REQUIRED TASK = All entries below need to be written out exactly, but without their pictures.

◇ ◇ ◇ ◇

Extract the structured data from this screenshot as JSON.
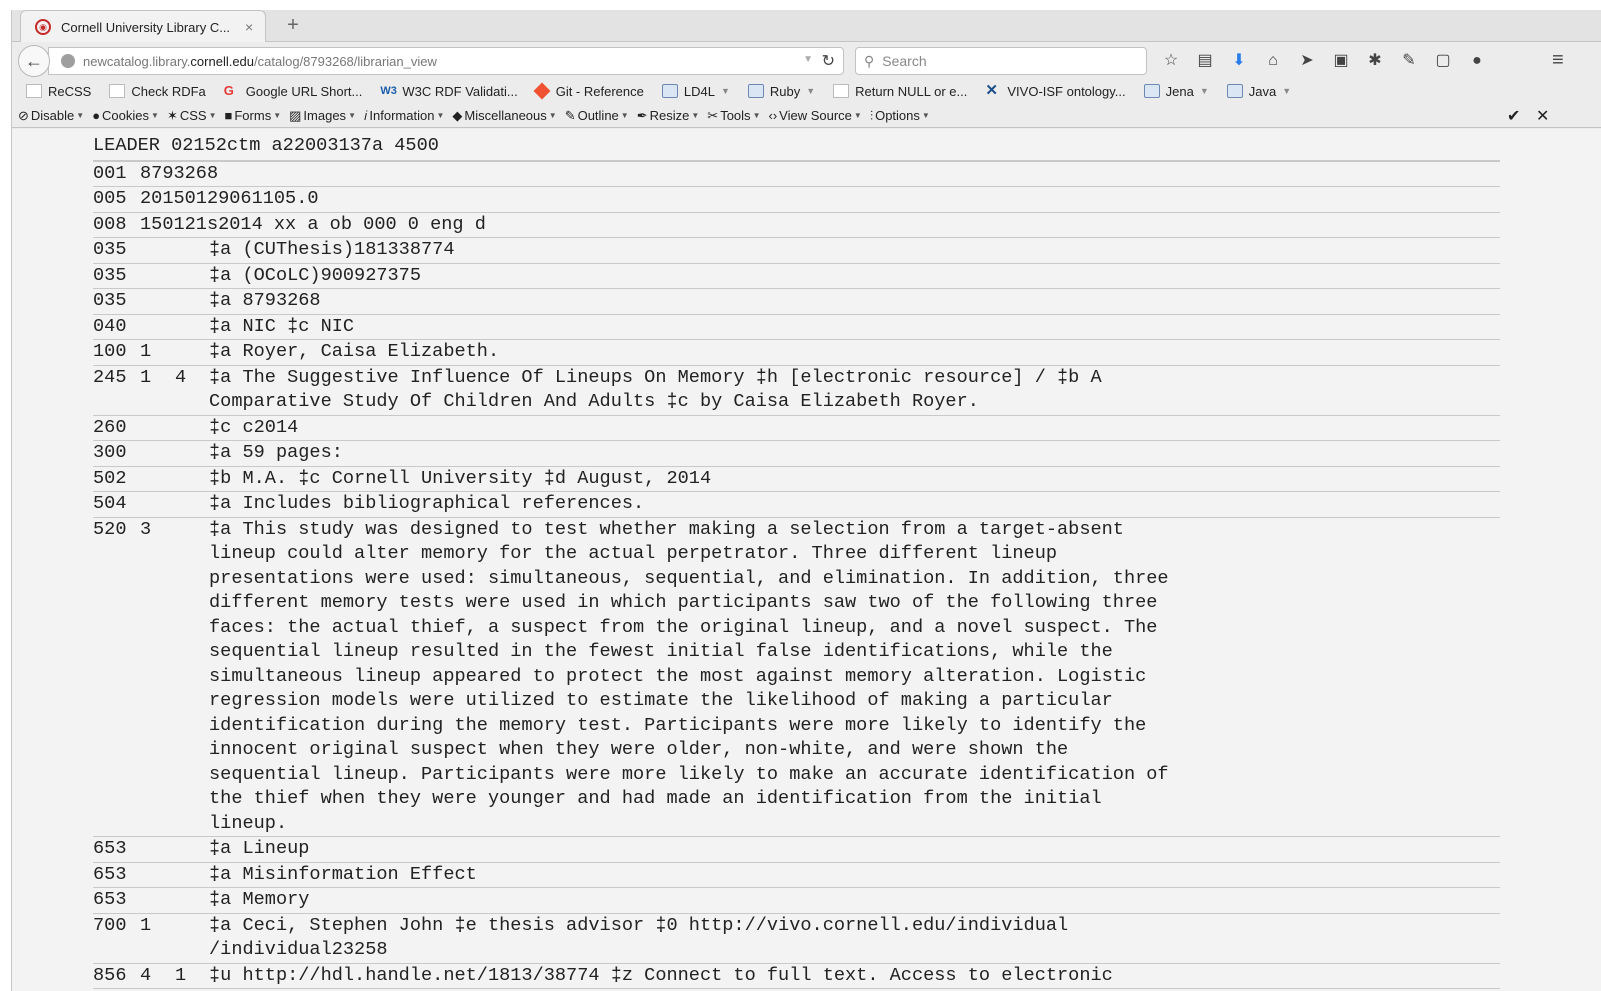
{
  "browser": {
    "tab_title": "Cornell University Library C...",
    "tab_close": "×",
    "new_tab": "+",
    "url_prefix": "newcatalog.library.",
    "url_domain": "cornell.edu",
    "url_path": "/catalog/8793268/librarian_view",
    "search_placeholder": "Search"
  },
  "bookmarks": [
    {
      "label": "ReCSS",
      "icon": "page"
    },
    {
      "label": "Check RDFa",
      "icon": "page"
    },
    {
      "label": "Google URL Short...",
      "icon": "google"
    },
    {
      "label": "W3C RDF Validati...",
      "icon": "w3c"
    },
    {
      "label": "Git - Reference",
      "icon": "git"
    },
    {
      "label": "LD4L",
      "icon": "folder"
    },
    {
      "label": "Ruby",
      "icon": "folder"
    },
    {
      "label": "Return NULL or e...",
      "icon": "page"
    },
    {
      "label": "VIVO-ISF ontology...",
      "icon": "vivo"
    },
    {
      "label": "Jena",
      "icon": "folder"
    },
    {
      "label": "Java",
      "icon": "folder"
    }
  ],
  "devtools": [
    "Disable",
    "Cookies",
    "CSS",
    "Forms",
    "Images",
    "Information",
    "Miscellaneous",
    "Outline",
    "Resize",
    "Tools",
    "View Source",
    "Options"
  ],
  "record": {
    "leader": "LEADER 02152ctm a22003137a 4500",
    "control_fields": [
      {
        "tag": "001",
        "value": "8793268"
      },
      {
        "tag": "005",
        "value": "20150129061105.0"
      },
      {
        "tag": "008",
        "value": "150121s2014 xx a ob 000 0 eng d"
      }
    ],
    "data_fields": [
      {
        "tag": "035",
        "ind1": "",
        "ind2": "",
        "text": "‡a (CUThesis)181338774"
      },
      {
        "tag": "035",
        "ind1": "",
        "ind2": "",
        "text": "‡a (OCoLC)900927375"
      },
      {
        "tag": "035",
        "ind1": "",
        "ind2": "",
        "text": "‡a 8793268"
      },
      {
        "tag": "040",
        "ind1": "",
        "ind2": "",
        "text": "‡a NIC ‡c NIC"
      },
      {
        "tag": "100",
        "ind1": "1",
        "ind2": "",
        "text": "‡a Royer, Caisa Elizabeth."
      },
      {
        "tag": "245",
        "ind1": "1",
        "ind2": "4",
        "text": "‡a The Suggestive Influence Of Lineups On Memory ‡h [electronic resource] / ‡b A Comparative Study Of Children And Adults ‡c by Caisa Elizabeth Royer."
      },
      {
        "tag": "260",
        "ind1": "",
        "ind2": "",
        "text": "‡c c2014"
      },
      {
        "tag": "300",
        "ind1": "",
        "ind2": "",
        "text": "‡a 59 pages:"
      },
      {
        "tag": "502",
        "ind1": "",
        "ind2": "",
        "text": "‡b M.A. ‡c Cornell University ‡d August, 2014"
      },
      {
        "tag": "504",
        "ind1": "",
        "ind2": "",
        "text": "‡a Includes bibliographical references."
      },
      {
        "tag": "520",
        "ind1": "3",
        "ind2": "",
        "text": "‡a This study was designed to test whether making a selection from a target-absent lineup could alter memory for the actual perpetrator. Three different lineup presentations were used: simultaneous, sequential, and elimination. In addition, three different memory tests were used in which participants saw two of the following three faces: the actual thief, a suspect from the original lineup, and a novel suspect. The sequential lineup resulted in the fewest initial false identifications, while the simultaneous lineup appeared to protect the most against memory alteration. Logistic regression models were utilized to estimate the likelihood of making a particular identification during the memory test. Participants were more likely to identify the innocent original suspect when they were older, non-white, and were shown the sequential lineup. Participants were more likely to make an accurate identification of the thief when they were younger and had made an identification from the initial lineup."
      },
      {
        "tag": "653",
        "ind1": "",
        "ind2": "",
        "text": "‡a Lineup"
      },
      {
        "tag": "653",
        "ind1": "",
        "ind2": "",
        "text": "‡a Misinformation Effect"
      },
      {
        "tag": "653",
        "ind1": "",
        "ind2": "",
        "text": "‡a Memory"
      },
      {
        "tag": "700",
        "ind1": "1",
        "ind2": "",
        "text": "‡a Ceci, Stephen John ‡e thesis advisor ‡0 http://vivo.cornell.edu/individual /individual23258"
      },
      {
        "tag": "856",
        "ind1": "4",
        "ind2": "1",
        "text": "‡u http://hdl.handle.net/1813/38774 ‡z Connect to full text. Access to electronic"
      }
    ]
  }
}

◇ ◇ ◇ ◇

FINAL RESULT =
Extract the structured data from this screenshot as JSON.
{
  "browser": {
    "tab_title": "Cornell University Library C...",
    "tab_close": "×",
    "new_tab": "+",
    "url_prefix": "newcatalog.library.",
    "url_domain": "cornell.edu",
    "url_path": "/catalog/8793268/librarian_view",
    "search_placeholder": "Search"
  },
  "bookmarks": [
    {
      "label": "ReCSS",
      "icon": "page"
    },
    {
      "label": "Check RDFa",
      "icon": "page"
    },
    {
      "label": "Google URL Short...",
      "icon": "google"
    },
    {
      "label": "W3C RDF Validati...",
      "icon": "w3c"
    },
    {
      "label": "Git - Reference",
      "icon": "git"
    },
    {
      "label": "LD4L",
      "icon": "folder"
    },
    {
      "label": "Ruby",
      "icon": "folder"
    },
    {
      "label": "Return NULL or e...",
      "icon": "page"
    },
    {
      "label": "VIVO-ISF ontology...",
      "icon": "vivo"
    },
    {
      "label": "Jena",
      "icon": "folder"
    },
    {
      "label": "Java",
      "icon": "folder"
    }
  ],
  "devtools": [
    "Disable",
    "Cookies",
    "CSS",
    "Forms",
    "Images",
    "Information",
    "Miscellaneous",
    "Outline",
    "Resize",
    "Tools",
    "View Source",
    "Options"
  ],
  "record": {
    "leader": "LEADER 02152ctm a22003137a 4500",
    "control_fields": [
      {
        "tag": "001",
        "value": "8793268"
      },
      {
        "tag": "005",
        "value": "20150129061105.0"
      },
      {
        "tag": "008",
        "value": "150121s2014 xx a ob 000 0 eng d"
      }
    ],
    "data_fields": [
      {
        "tag": "035",
        "ind1": "",
        "ind2": "",
        "text": "‡a (CUThesis)181338774"
      },
      {
        "tag": "035",
        "ind1": "",
        "ind2": "",
        "text": "‡a (OCoLC)900927375"
      },
      {
        "tag": "035",
        "ind1": "",
        "ind2": "",
        "text": "‡a 8793268"
      },
      {
        "tag": "040",
        "ind1": "",
        "ind2": "",
        "text": "‡a NIC ‡c NIC"
      },
      {
        "tag": "100",
        "ind1": "1",
        "ind2": "",
        "text": "‡a Royer, Caisa Elizabeth."
      },
      {
        "tag": "245",
        "ind1": "1",
        "ind2": "4",
        "text": "‡a The Suggestive Influence Of Lineups On Memory ‡h [electronic resource] / ‡b A Comparative Study Of Children And Adults ‡c by Caisa Elizabeth Royer."
      },
      {
        "tag": "260",
        "ind1": "",
        "ind2": "",
        "text": "‡c c2014"
      },
      {
        "tag": "300",
        "ind1": "",
        "ind2": "",
        "text": "‡a 59 pages:"
      },
      {
        "tag": "502",
        "ind1": "",
        "ind2": "",
        "text": "‡b M.A. ‡c Cornell University ‡d August, 2014"
      },
      {
        "tag": "504",
        "ind1": "",
        "ind2": "",
        "text": "‡a Includes bibliographical references."
      },
      {
        "tag": "520",
        "ind1": "3",
        "ind2": "",
        "text": "‡a This study was designed to test whether making a selection from a target-absent lineup could alter memory for the actual perpetrator. Three different lineup presentations were used: simultaneous, sequential, and elimination. In addition, three different memory tests were used in which participants saw two of the following three faces: the actual thief, a suspect from the original lineup, and a novel suspect. The sequential lineup resulted in the fewest initial false identifications, while the simultaneous lineup appeared to protect the most against memory alteration. Logistic regression models were utilized to estimate the likelihood of making a particular identification during the memory test. Participants were more likely to identify the innocent original suspect when they were older, non-white, and were shown the sequential lineup. Participants were more likely to make an accurate identification of the thief when they were younger and had made an identification from the initial lineup."
      },
      {
        "tag": "653",
        "ind1": "",
        "ind2": "",
        "text": "‡a Lineup"
      },
      {
        "tag": "653",
        "ind1": "",
        "ind2": "",
        "text": "‡a Misinformation Effect"
      },
      {
        "tag": "653",
        "ind1": "",
        "ind2": "",
        "text": "‡a Memory"
      },
      {
        "tag": "700",
        "ind1": "1",
        "ind2": "",
        "text": "‡a Ceci, Stephen John ‡e thesis advisor ‡0 http://vivo.cornell.edu/individual /individual23258"
      },
      {
        "tag": "856",
        "ind1": "4",
        "ind2": "1",
        "text": "‡u http://hdl.handle.net/1813/38774 ‡z Connect to full text. Access to electronic"
      }
    ]
  }
}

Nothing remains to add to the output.